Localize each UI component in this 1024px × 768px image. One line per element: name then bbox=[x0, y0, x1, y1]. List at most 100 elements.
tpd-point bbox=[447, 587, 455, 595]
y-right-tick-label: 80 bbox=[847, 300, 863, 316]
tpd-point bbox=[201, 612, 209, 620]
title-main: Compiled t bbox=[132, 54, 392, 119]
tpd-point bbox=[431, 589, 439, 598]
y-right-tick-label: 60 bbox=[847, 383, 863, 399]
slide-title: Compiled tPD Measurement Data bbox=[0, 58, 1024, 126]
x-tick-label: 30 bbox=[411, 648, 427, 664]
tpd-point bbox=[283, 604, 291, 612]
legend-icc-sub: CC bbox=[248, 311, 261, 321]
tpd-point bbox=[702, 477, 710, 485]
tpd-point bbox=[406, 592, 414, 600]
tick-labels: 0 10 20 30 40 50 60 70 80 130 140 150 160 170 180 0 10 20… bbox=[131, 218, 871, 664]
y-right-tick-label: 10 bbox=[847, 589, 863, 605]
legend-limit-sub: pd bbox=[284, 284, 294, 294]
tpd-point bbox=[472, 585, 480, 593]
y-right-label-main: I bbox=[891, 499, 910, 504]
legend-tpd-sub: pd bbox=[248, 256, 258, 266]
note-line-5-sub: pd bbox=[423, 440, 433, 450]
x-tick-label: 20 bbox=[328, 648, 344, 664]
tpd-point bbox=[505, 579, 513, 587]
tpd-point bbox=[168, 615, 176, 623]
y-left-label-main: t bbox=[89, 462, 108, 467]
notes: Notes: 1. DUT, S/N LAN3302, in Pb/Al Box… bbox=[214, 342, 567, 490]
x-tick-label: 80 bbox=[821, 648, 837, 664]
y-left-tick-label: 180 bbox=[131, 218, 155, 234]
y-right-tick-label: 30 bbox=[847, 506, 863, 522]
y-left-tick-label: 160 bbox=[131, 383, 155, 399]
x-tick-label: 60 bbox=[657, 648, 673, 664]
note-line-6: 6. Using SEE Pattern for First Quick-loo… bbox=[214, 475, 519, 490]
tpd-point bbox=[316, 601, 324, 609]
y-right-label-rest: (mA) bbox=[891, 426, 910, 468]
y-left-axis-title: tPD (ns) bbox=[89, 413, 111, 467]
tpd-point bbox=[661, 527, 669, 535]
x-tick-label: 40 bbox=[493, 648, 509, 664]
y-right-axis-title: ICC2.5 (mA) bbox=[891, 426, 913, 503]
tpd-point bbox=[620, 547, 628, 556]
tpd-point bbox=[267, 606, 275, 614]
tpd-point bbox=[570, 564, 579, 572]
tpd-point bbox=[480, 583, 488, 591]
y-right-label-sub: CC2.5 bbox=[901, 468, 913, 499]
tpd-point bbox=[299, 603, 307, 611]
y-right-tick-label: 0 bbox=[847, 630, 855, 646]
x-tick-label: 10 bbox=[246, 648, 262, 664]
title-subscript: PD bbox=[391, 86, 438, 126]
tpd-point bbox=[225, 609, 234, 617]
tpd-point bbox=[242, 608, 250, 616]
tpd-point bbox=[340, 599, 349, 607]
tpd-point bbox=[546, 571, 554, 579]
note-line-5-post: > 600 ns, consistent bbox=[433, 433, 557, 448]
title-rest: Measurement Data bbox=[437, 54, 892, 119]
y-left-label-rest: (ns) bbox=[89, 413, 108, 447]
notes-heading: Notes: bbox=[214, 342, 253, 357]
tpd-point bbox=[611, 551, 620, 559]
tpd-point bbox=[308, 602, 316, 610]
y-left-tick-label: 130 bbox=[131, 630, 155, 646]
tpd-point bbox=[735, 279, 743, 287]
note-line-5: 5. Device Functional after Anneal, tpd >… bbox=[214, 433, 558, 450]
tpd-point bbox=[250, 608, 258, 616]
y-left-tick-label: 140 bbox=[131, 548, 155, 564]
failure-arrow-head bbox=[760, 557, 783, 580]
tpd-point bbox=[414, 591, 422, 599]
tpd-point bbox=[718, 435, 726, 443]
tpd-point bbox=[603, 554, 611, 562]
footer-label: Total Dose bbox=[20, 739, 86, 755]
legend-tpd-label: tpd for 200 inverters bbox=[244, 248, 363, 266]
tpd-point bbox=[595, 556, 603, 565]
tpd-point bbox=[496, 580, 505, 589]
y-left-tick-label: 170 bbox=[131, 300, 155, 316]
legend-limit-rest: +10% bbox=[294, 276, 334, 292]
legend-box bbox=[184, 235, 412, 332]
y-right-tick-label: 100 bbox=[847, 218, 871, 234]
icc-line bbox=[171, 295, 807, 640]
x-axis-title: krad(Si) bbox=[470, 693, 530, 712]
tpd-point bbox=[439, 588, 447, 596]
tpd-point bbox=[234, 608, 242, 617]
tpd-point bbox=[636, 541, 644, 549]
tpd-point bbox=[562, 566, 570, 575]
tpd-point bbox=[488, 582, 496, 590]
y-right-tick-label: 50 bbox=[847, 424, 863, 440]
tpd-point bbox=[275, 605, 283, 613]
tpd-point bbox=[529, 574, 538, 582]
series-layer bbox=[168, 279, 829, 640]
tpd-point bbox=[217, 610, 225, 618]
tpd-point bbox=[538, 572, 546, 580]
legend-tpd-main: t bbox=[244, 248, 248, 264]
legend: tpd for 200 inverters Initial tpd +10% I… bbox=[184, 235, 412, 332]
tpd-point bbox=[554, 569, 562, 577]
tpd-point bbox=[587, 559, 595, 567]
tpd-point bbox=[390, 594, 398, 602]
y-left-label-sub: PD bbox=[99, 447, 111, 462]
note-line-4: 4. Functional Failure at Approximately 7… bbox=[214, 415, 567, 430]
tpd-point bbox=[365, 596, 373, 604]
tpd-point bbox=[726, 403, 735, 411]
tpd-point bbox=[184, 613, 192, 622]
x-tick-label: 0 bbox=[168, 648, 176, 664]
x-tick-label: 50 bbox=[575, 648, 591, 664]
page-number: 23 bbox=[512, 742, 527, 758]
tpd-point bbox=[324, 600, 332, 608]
****
TASK DETAILS: Can you give the material above as a numbered list, with any blank lines left out?

SOLUTION TO THIS PROBLEM:
1. Localize each UI component in this 1024px × 768px image. One line per element: name then bbox=[x0, y0, x1, y1]. List at most 100 elements.
2. tpd-point bbox=[447, 587, 455, 595]
3. y-right-tick-label: 80 bbox=[847, 300, 863, 316]
4. tpd-point bbox=[201, 612, 209, 620]
5. title-main: Compiled t bbox=[132, 54, 392, 119]
6. tpd-point bbox=[431, 589, 439, 598]
7. y-right-tick-label: 60 bbox=[847, 383, 863, 399]
8. slide-title: Compiled tPD Measurement Data bbox=[0, 58, 1024, 126]
9. x-tick-label: 30 bbox=[411, 648, 427, 664]
10. tpd-point bbox=[283, 604, 291, 612]
11. legend-icc-sub: CC bbox=[248, 311, 261, 321]
12. tpd-point bbox=[702, 477, 710, 485]
13. tpd-point bbox=[406, 592, 414, 600]
14. tick-labels: 0 10 20 30 40 50 60 70 80 130 140 150 160 170 180 0 10 20… bbox=[131, 218, 871, 664]
15. y-right-tick-label: 10 bbox=[847, 589, 863, 605]
16. legend-limit-sub: pd bbox=[284, 284, 294, 294]
17. tpd-point bbox=[472, 585, 480, 593]
18. y-right-label-main: I bbox=[891, 499, 910, 504]
19. legend-tpd-sub: pd bbox=[248, 256, 258, 266]
20. note-line-5-sub: pd bbox=[423, 440, 433, 450]
21. x-tick-label: 20 bbox=[328, 648, 344, 664]
22. tpd-point bbox=[505, 579, 513, 587]
23. tpd-point bbox=[168, 615, 176, 623]
24. y-left-label-main: t bbox=[89, 462, 108, 467]
25. notes: Notes: 1. DUT, S/N LAN3302, in Pb/Al Box… bbox=[214, 342, 567, 490]
26. x-tick-label: 80 bbox=[821, 648, 837, 664]
27. y-left-tick-label: 180 bbox=[131, 218, 155, 234]
28. y-right-tick-label: 30 bbox=[847, 506, 863, 522]
29. y-left-tick-label: 160 bbox=[131, 383, 155, 399]
30. x-tick-label: 60 bbox=[657, 648, 673, 664]
31. note-line-6: 6. Using SEE Pattern for First Quick-loo… bbox=[214, 475, 519, 490]
32. tpd-point bbox=[316, 601, 324, 609]
33. y-right-label-rest: (mA) bbox=[891, 426, 910, 468]
34. y-left-axis-title: tPD (ns) bbox=[89, 413, 111, 467]
35. tpd-point bbox=[661, 527, 669, 535]
36. x-tick-label: 40 bbox=[493, 648, 509, 664]
37. y-right-axis-title: ICC2.5 (mA) bbox=[891, 426, 913, 503]
38. tpd-point bbox=[620, 547, 628, 556]
39. tpd-point bbox=[267, 606, 275, 614]
40. tpd-point bbox=[570, 564, 579, 572]
41. tpd-point bbox=[480, 583, 488, 591]
42. y-right-label-sub: CC2.5 bbox=[901, 468, 913, 499]
43. tpd-point bbox=[299, 603, 307, 611]
44. y-right-tick-label: 0 bbox=[847, 630, 855, 646]
45. x-tick-label: 10 bbox=[246, 648, 262, 664]
46. title-subscript: PD bbox=[391, 86, 438, 126]
47. tpd-point bbox=[225, 609, 234, 617]
48. tpd-point bbox=[242, 608, 250, 616]
49. tpd-point bbox=[340, 599, 349, 607]
50. tpd-point bbox=[546, 571, 554, 579]
51. note-line-5-post: > 600 ns, consistent bbox=[433, 433, 557, 448]
52. title-rest: Measurement Data bbox=[437, 54, 892, 119]
53. y-left-label-rest: (ns) bbox=[89, 413, 108, 447]
54. notes-heading: Notes: bbox=[214, 342, 253, 357]
55. tpd-point bbox=[611, 551, 620, 559]
56. tpd-point bbox=[308, 602, 316, 610]
57. y-left-tick-label: 130 bbox=[131, 630, 155, 646]
58. tpd-point bbox=[735, 279, 743, 287]
59. note-line-5: 5. Device Functional after Anneal, tpd >… bbox=[214, 433, 558, 450]
60. tpd-point bbox=[250, 608, 258, 616]
61. y-left-tick-label: 140 bbox=[131, 548, 155, 564]
62. failure-arrow-head bbox=[760, 557, 783, 580]
63. tpd-point bbox=[414, 591, 422, 599]
64. tpd-point bbox=[718, 435, 726, 443]
65. tpd-point bbox=[603, 554, 611, 562]
66. footer-label: Total Dose bbox=[20, 739, 86, 755]
67. legend-tpd-label: tpd for 200 inverters bbox=[244, 248, 363, 266]
68. tpd-point bbox=[595, 556, 603, 565]
69. tpd-point bbox=[496, 580, 505, 589]
70. y-left-tick-label: 170 bbox=[131, 300, 155, 316]
71. legend-limit-rest: +10% bbox=[294, 276, 334, 292]
72. legend-box bbox=[184, 235, 412, 332]
73. y-right-tick-label: 100 bbox=[847, 218, 871, 234]
74. icc-line bbox=[171, 295, 807, 640]
75. x-axis-title: krad(Si) bbox=[470, 693, 530, 712]
76. tpd-point bbox=[439, 588, 447, 596]
77. tpd-point bbox=[234, 608, 242, 617]
78. tpd-point bbox=[636, 541, 644, 549]
79. tpd-point bbox=[562, 566, 570, 575]
80. tpd-point bbox=[488, 582, 496, 590]
81. y-right-tick-label: 50 bbox=[847, 424, 863, 440]
82. tpd-point bbox=[275, 605, 283, 613]
83. tpd-point bbox=[529, 574, 538, 582]
84. series-layer bbox=[168, 279, 829, 640]
85. tpd-point bbox=[217, 610, 225, 618]
86. tpd-point bbox=[538, 572, 546, 580]
87. legend-tpd-main: t bbox=[244, 248, 248, 264]
88. legend: tpd for 200 inverters Initial tpd +10% I… bbox=[184, 235, 412, 332]
89. tpd-point bbox=[554, 569, 562, 577]
90. tpd-point bbox=[587, 559, 595, 567]
91. tpd-point bbox=[390, 594, 398, 602]
92. y-left-label-sub: PD bbox=[99, 447, 111, 462]
93. note-line-4: 4. Functional Failure at Approximately 7… bbox=[214, 415, 567, 430]
94. tpd-point bbox=[365, 596, 373, 604]
95. tpd-point bbox=[726, 403, 735, 411]
96. tpd-point bbox=[184, 613, 192, 622]
97. x-tick-label: 0 bbox=[168, 648, 176, 664]
98. x-tick-label: 50 bbox=[575, 648, 591, 664]
99. page-number: 23 bbox=[512, 742, 527, 758]
100. tpd-point bbox=[324, 600, 332, 608]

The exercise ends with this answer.